What you are asked to do: Search the material for the word "this" and copy each line that holds it.

Entries:
__________
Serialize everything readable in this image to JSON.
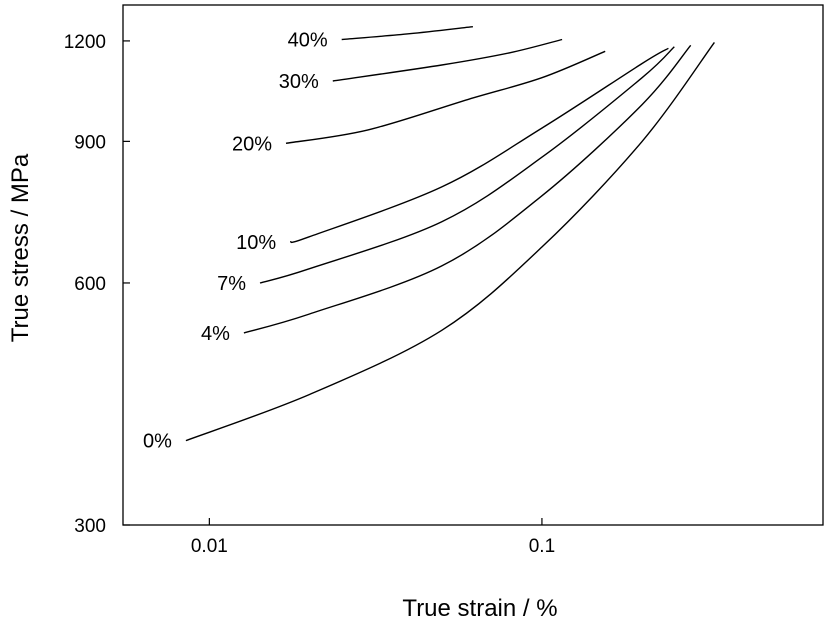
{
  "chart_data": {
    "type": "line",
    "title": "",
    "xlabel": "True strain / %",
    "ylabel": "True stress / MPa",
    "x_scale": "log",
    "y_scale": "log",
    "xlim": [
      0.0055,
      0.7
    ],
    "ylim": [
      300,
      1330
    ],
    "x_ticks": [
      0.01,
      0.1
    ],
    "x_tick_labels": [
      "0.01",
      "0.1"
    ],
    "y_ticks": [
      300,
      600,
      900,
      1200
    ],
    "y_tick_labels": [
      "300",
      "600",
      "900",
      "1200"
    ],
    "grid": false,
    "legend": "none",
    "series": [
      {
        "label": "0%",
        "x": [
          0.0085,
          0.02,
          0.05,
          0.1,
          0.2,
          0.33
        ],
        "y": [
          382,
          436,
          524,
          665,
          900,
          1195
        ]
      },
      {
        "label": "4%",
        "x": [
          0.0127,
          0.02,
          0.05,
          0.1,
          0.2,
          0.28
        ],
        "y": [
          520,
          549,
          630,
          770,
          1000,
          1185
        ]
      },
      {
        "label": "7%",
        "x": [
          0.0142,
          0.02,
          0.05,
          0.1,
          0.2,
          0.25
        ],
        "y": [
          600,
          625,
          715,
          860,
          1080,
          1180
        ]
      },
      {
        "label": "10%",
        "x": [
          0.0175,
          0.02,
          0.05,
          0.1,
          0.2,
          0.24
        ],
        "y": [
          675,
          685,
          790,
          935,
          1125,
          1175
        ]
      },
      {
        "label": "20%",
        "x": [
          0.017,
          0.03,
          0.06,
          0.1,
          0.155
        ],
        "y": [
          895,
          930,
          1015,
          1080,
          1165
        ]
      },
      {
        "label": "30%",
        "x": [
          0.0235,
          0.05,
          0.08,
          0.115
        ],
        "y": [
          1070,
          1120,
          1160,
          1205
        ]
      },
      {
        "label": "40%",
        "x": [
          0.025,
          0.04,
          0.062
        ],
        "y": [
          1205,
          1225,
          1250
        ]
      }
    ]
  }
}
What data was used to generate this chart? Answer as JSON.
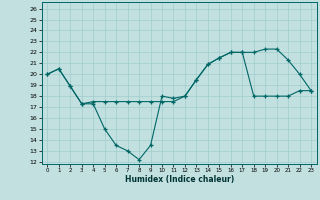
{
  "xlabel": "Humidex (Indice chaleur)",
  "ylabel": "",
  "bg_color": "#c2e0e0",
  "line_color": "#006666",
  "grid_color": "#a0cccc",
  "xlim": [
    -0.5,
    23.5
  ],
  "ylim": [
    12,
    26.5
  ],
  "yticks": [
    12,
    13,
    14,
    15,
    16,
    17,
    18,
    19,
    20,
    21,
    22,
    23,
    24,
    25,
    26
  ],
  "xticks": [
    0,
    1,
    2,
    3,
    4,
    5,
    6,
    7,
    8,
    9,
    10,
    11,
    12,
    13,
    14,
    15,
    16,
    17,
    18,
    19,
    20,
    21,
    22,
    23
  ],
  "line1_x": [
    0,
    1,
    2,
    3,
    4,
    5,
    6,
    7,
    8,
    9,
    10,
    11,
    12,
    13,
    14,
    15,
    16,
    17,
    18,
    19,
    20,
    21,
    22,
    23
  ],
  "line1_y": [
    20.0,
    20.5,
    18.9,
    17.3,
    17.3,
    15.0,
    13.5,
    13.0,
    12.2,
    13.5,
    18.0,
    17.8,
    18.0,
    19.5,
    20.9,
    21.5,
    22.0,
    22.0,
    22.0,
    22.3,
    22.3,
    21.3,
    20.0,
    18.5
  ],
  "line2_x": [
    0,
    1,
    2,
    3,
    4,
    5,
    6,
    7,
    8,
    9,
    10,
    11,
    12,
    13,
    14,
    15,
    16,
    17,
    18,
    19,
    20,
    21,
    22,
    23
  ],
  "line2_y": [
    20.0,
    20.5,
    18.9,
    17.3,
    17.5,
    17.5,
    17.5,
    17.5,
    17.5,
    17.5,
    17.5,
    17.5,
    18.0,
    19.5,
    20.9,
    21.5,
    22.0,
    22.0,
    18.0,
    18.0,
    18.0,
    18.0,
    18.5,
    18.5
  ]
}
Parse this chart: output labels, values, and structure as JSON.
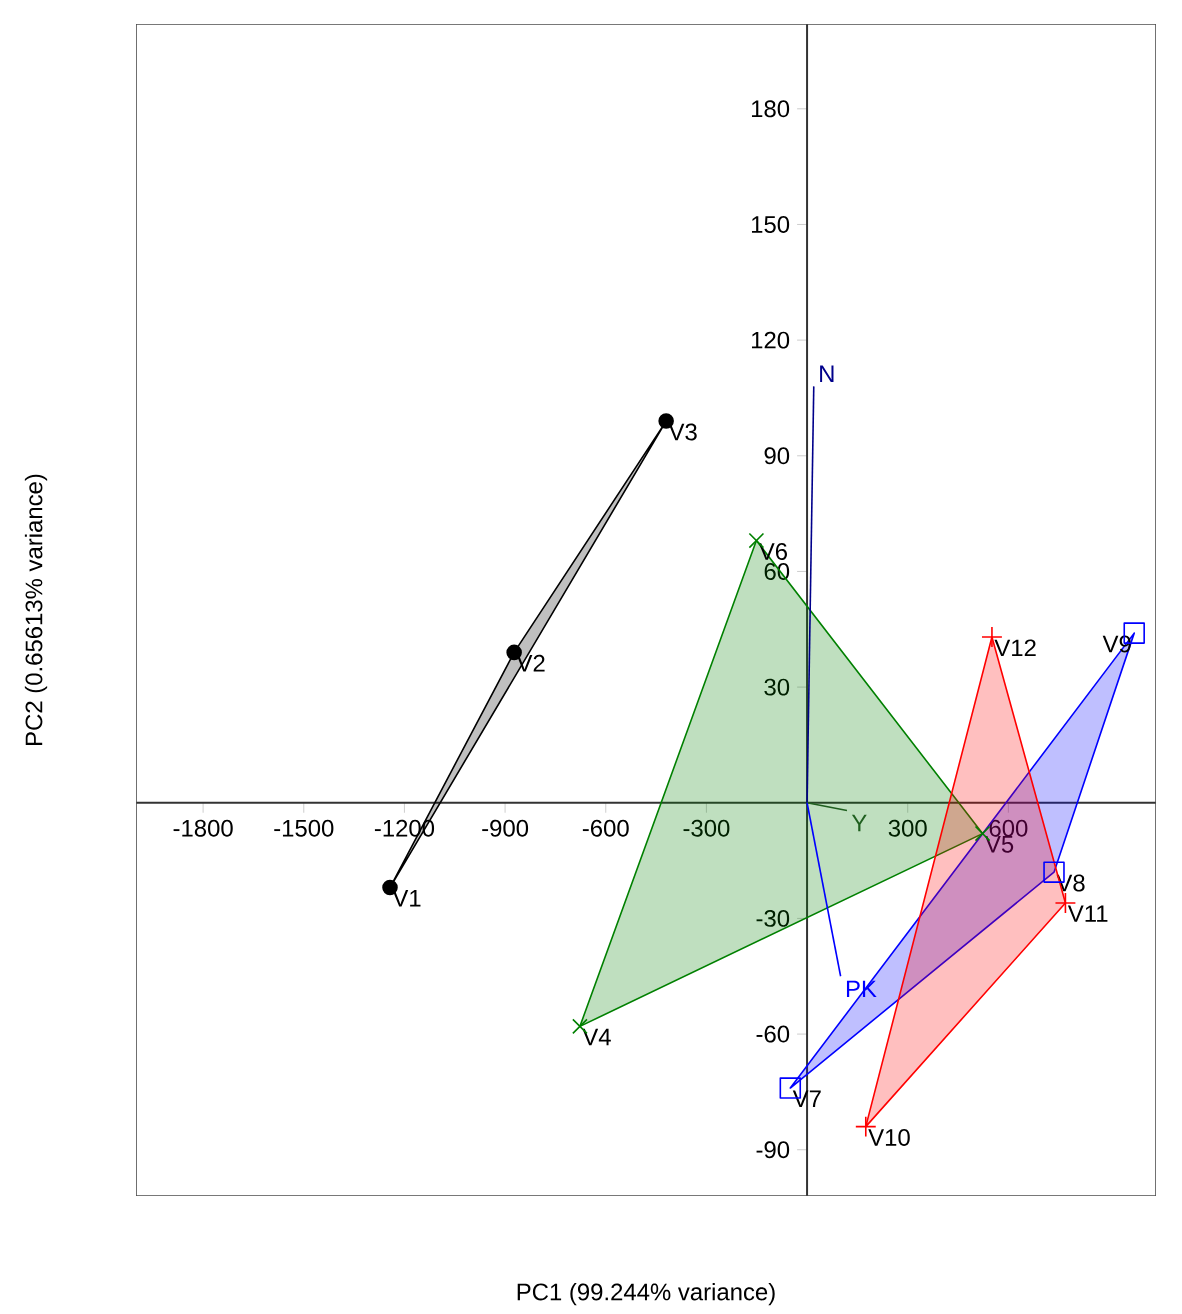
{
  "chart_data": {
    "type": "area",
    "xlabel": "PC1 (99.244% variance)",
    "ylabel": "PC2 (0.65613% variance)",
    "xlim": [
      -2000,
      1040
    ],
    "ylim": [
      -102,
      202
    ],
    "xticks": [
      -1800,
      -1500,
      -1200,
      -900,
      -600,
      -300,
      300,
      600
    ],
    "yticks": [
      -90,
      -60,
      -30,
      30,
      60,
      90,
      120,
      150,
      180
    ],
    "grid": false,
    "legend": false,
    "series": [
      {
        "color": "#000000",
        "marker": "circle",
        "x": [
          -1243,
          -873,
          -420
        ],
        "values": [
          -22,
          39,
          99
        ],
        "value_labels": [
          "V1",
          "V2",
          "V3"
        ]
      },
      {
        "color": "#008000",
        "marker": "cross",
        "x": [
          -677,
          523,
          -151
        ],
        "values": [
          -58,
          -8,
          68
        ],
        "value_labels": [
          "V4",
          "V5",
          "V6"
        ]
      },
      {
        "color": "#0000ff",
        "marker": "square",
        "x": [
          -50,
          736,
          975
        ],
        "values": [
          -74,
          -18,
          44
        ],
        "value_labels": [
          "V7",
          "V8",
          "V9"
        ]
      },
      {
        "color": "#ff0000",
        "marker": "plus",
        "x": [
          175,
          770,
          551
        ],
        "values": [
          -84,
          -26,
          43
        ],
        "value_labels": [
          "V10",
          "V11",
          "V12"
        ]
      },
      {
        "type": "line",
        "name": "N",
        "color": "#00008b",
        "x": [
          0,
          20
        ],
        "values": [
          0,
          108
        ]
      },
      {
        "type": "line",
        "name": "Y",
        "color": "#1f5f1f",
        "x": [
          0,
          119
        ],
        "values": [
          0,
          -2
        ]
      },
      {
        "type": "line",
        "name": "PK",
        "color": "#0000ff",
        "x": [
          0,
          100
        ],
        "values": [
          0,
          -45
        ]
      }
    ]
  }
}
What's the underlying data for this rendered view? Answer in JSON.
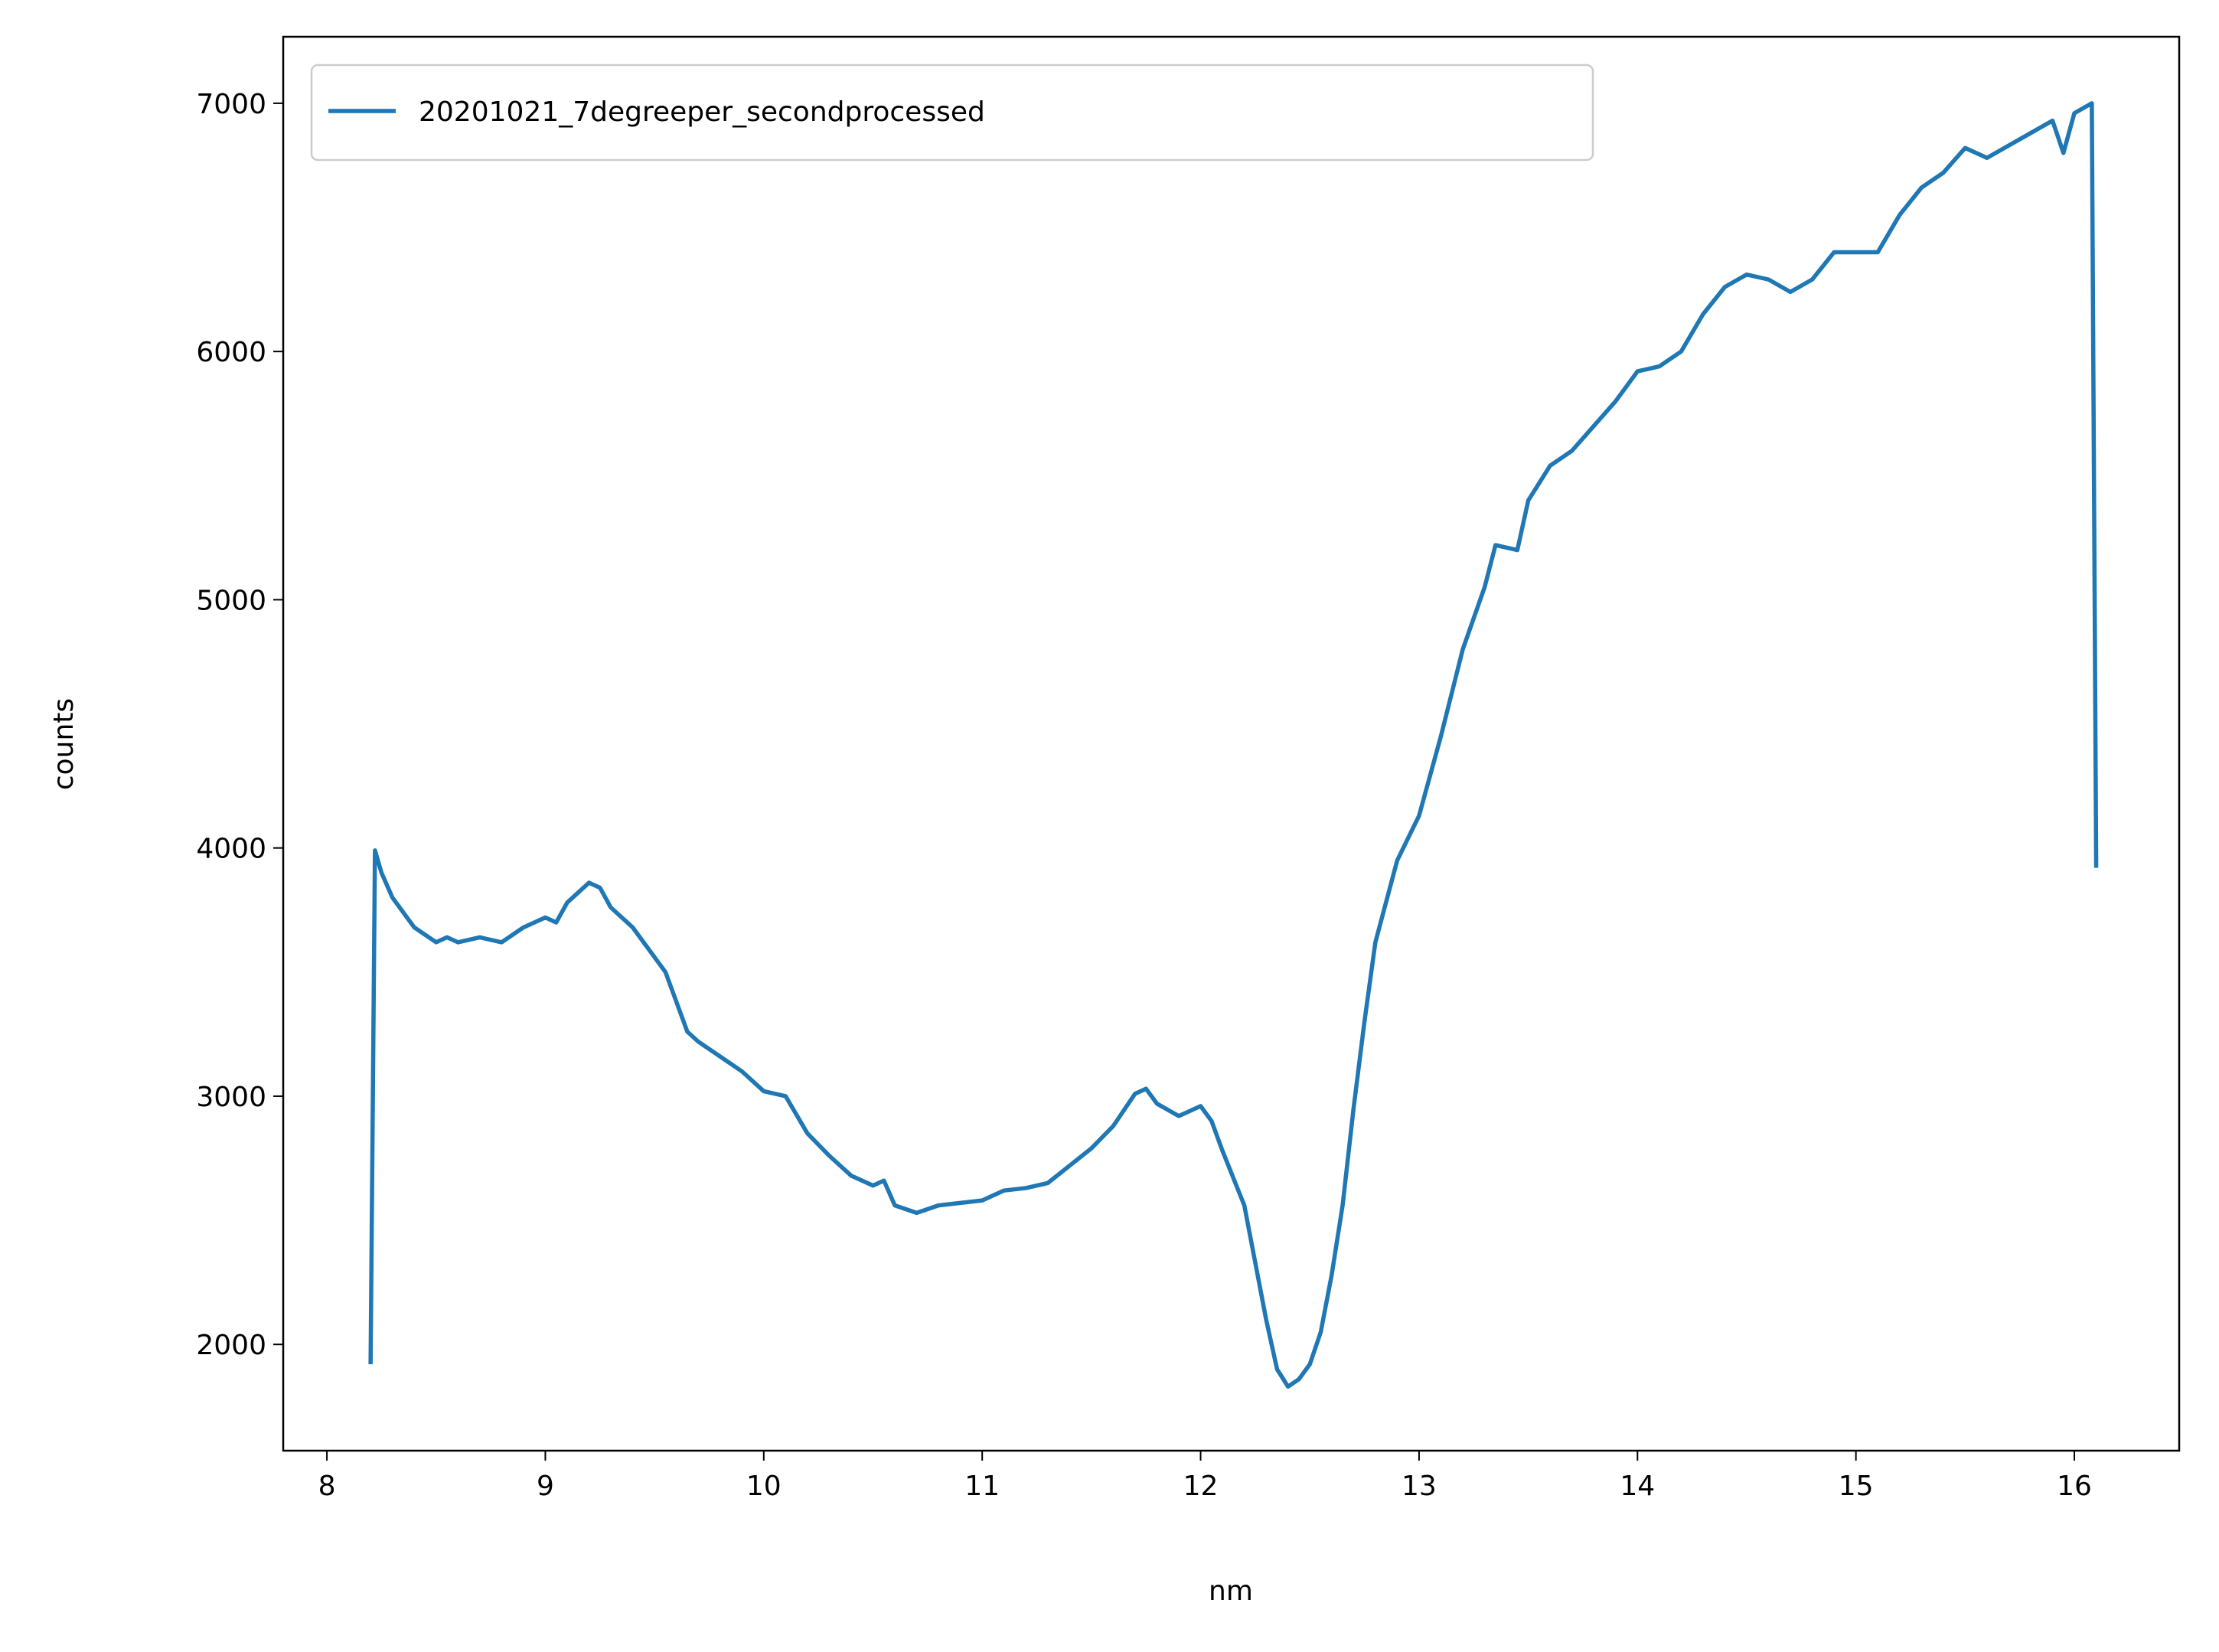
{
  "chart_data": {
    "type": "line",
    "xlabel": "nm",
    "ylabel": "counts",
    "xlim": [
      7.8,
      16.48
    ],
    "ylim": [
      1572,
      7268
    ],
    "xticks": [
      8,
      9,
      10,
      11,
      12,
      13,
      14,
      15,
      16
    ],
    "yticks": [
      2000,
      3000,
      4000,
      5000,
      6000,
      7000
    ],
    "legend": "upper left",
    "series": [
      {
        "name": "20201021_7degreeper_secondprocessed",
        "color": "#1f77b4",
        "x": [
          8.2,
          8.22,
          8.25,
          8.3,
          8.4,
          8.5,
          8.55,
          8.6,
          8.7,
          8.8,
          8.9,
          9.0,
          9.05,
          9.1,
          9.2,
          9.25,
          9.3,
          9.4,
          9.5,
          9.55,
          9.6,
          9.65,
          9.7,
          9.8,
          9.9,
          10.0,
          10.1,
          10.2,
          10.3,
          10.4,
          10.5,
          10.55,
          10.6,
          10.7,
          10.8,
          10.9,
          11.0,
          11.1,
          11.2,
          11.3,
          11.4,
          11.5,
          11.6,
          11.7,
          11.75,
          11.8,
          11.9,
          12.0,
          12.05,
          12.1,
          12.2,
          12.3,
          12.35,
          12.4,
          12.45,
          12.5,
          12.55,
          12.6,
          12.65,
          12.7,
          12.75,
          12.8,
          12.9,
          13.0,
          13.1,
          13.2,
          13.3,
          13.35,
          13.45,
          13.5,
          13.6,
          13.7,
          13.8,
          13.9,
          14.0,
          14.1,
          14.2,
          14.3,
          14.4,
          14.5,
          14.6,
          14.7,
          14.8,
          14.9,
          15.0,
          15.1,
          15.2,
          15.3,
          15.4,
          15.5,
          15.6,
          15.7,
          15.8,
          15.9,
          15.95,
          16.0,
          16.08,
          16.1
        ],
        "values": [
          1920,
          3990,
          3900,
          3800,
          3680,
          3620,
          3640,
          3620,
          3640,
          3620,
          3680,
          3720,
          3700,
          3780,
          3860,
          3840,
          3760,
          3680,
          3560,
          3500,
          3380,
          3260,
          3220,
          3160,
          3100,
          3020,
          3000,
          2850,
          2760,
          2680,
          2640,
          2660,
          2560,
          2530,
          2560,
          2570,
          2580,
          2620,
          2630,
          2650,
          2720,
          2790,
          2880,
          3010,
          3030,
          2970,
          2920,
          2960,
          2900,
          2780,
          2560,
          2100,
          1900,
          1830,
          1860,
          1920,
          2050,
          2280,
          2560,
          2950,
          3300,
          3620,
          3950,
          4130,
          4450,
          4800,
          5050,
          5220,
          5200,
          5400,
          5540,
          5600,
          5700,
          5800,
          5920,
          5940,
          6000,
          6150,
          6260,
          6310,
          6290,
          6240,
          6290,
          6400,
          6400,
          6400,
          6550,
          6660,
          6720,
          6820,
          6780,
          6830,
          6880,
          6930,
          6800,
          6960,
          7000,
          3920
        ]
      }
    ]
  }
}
__________
Solution below:
Serialize everything readable in this image to JSON.
What data was used to generate this chart? Answer as JSON.
Parse this chart: output labels, values, and structure as JSON.
What's the underlying data for this rendered view? Answer in JSON.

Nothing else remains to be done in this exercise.